____ Exercise input

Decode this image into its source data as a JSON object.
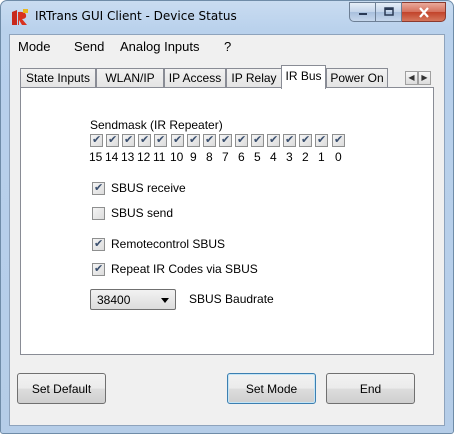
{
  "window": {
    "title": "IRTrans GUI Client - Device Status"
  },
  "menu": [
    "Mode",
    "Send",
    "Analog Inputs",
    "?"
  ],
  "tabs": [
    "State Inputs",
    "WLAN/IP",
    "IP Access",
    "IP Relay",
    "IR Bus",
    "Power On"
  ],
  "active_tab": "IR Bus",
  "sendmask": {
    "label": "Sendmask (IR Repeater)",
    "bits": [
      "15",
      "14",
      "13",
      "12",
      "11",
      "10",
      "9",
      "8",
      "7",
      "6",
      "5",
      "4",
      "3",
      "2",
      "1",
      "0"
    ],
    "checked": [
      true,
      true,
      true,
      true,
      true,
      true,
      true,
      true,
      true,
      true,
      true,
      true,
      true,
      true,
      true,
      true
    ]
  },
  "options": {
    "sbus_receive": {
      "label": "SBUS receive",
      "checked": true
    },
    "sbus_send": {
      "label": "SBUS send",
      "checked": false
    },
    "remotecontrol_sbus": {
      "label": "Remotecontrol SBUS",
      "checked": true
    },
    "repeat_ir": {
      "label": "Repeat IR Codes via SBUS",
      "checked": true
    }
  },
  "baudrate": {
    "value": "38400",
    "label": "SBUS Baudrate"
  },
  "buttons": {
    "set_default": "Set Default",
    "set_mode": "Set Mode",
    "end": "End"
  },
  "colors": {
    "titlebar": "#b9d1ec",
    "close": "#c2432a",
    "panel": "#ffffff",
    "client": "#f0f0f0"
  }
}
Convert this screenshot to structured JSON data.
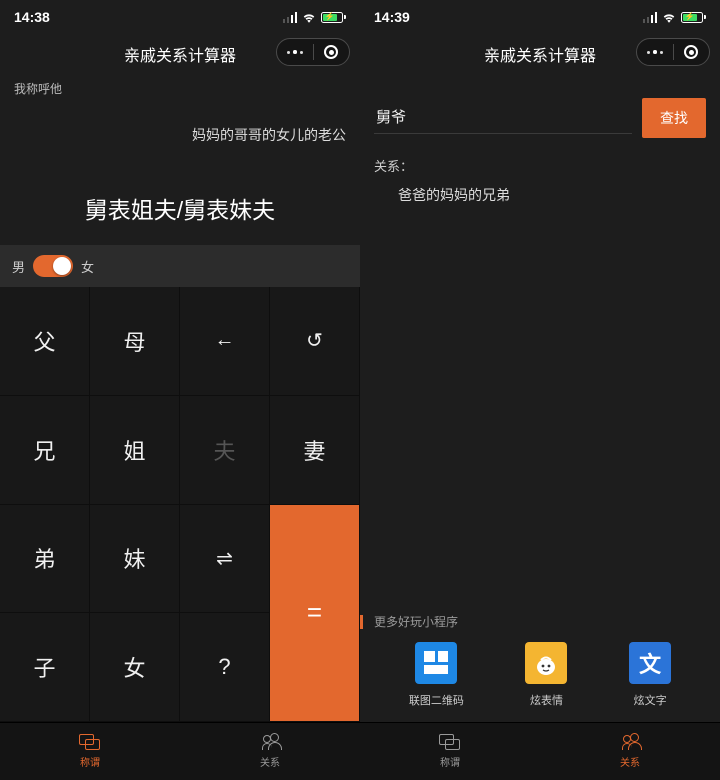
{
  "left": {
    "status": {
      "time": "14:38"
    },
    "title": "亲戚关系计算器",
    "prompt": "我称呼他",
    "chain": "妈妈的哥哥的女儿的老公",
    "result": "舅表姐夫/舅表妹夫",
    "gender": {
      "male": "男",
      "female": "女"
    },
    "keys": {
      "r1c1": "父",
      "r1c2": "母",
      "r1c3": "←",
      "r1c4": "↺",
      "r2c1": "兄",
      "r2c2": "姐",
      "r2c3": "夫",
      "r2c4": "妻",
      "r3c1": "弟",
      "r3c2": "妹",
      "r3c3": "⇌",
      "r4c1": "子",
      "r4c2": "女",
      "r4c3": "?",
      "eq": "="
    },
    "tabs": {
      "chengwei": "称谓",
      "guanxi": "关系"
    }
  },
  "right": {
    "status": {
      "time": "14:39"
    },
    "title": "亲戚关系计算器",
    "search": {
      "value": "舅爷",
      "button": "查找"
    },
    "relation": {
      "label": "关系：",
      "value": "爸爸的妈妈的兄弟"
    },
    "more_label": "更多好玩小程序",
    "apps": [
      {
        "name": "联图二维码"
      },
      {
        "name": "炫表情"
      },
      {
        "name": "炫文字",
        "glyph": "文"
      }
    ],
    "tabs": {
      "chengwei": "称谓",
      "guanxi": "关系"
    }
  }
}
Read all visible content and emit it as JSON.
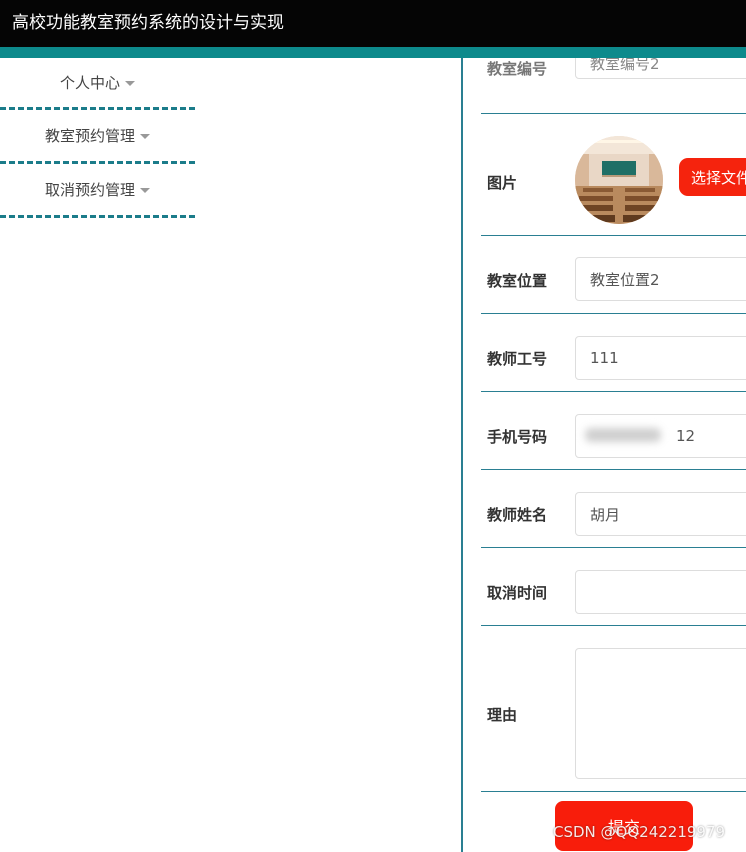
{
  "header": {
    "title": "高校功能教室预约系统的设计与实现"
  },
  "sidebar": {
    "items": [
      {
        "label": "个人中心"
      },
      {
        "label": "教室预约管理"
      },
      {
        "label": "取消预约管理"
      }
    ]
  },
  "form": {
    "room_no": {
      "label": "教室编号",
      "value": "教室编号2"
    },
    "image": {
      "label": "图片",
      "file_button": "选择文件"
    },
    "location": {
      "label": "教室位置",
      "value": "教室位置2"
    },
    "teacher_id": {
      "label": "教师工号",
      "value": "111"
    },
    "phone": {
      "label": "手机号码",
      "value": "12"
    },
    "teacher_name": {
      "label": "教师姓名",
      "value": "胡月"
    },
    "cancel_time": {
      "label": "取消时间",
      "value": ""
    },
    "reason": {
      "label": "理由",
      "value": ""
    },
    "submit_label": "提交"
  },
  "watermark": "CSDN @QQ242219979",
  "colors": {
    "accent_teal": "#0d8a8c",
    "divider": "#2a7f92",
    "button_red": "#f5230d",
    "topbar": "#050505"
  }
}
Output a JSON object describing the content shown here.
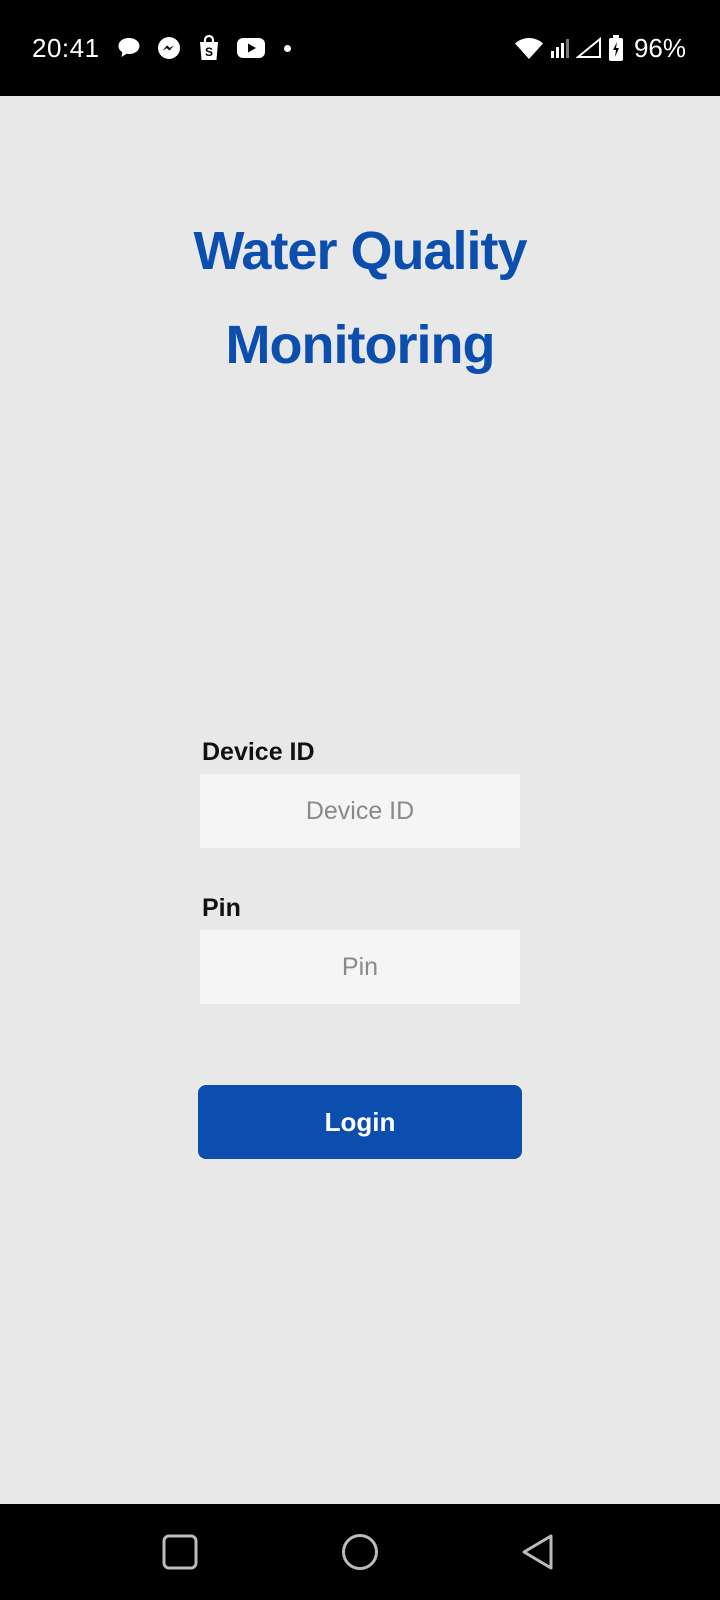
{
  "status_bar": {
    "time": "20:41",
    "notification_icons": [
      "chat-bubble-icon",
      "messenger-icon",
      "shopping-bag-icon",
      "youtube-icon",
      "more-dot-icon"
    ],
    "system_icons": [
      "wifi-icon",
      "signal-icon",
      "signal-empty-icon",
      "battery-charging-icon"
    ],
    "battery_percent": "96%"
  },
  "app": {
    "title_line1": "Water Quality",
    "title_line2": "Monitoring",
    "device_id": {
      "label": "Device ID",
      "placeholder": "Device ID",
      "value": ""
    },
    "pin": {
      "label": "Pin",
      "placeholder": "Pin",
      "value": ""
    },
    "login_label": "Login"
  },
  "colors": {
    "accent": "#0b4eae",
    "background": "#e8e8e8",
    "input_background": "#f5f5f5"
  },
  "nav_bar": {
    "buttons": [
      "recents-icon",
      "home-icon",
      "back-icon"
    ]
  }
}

________

> **Work instructions**
Extract word for word every line from the line that contains "Read all visible content and emit it as JSON." to the final line of the data, both included, and nothing else; skip the pictures.

> **Task answer**
Read all visible content and emit it as JSON.
{
  "header": {
    "title": "高校功能教室预约系统的设计与实现"
  },
  "sidebar": {
    "items": [
      {
        "label": "个人中心"
      },
      {
        "label": "教室预约管理"
      },
      {
        "label": "取消预约管理"
      }
    ]
  },
  "form": {
    "room_no": {
      "label": "教室编号",
      "value": "教室编号2"
    },
    "image": {
      "label": "图片",
      "file_button": "选择文件"
    },
    "location": {
      "label": "教室位置",
      "value": "教室位置2"
    },
    "teacher_id": {
      "label": "教师工号",
      "value": "111"
    },
    "phone": {
      "label": "手机号码",
      "value": "12"
    },
    "teacher_name": {
      "label": "教师姓名",
      "value": "胡月"
    },
    "cancel_time": {
      "label": "取消时间",
      "value": ""
    },
    "reason": {
      "label": "理由",
      "value": ""
    },
    "submit_label": "提交"
  },
  "watermark": "CSDN @QQ242219979",
  "colors": {
    "accent_teal": "#0d8a8c",
    "divider": "#2a7f92",
    "button_red": "#f5230d",
    "topbar": "#050505"
  }
}
Output a JSON object describing the content shown here.
{
  "status_bar": {
    "time": "20:41",
    "notification_icons": [
      "chat-bubble-icon",
      "messenger-icon",
      "shopping-bag-icon",
      "youtube-icon",
      "more-dot-icon"
    ],
    "system_icons": [
      "wifi-icon",
      "signal-icon",
      "signal-empty-icon",
      "battery-charging-icon"
    ],
    "battery_percent": "96%"
  },
  "app": {
    "title_line1": "Water Quality",
    "title_line2": "Monitoring",
    "device_id": {
      "label": "Device ID",
      "placeholder": "Device ID",
      "value": ""
    },
    "pin": {
      "label": "Pin",
      "placeholder": "Pin",
      "value": ""
    },
    "login_label": "Login"
  },
  "colors": {
    "accent": "#0b4eae",
    "background": "#e8e8e8",
    "input_background": "#f5f5f5"
  },
  "nav_bar": {
    "buttons": [
      "recents-icon",
      "home-icon",
      "back-icon"
    ]
  }
}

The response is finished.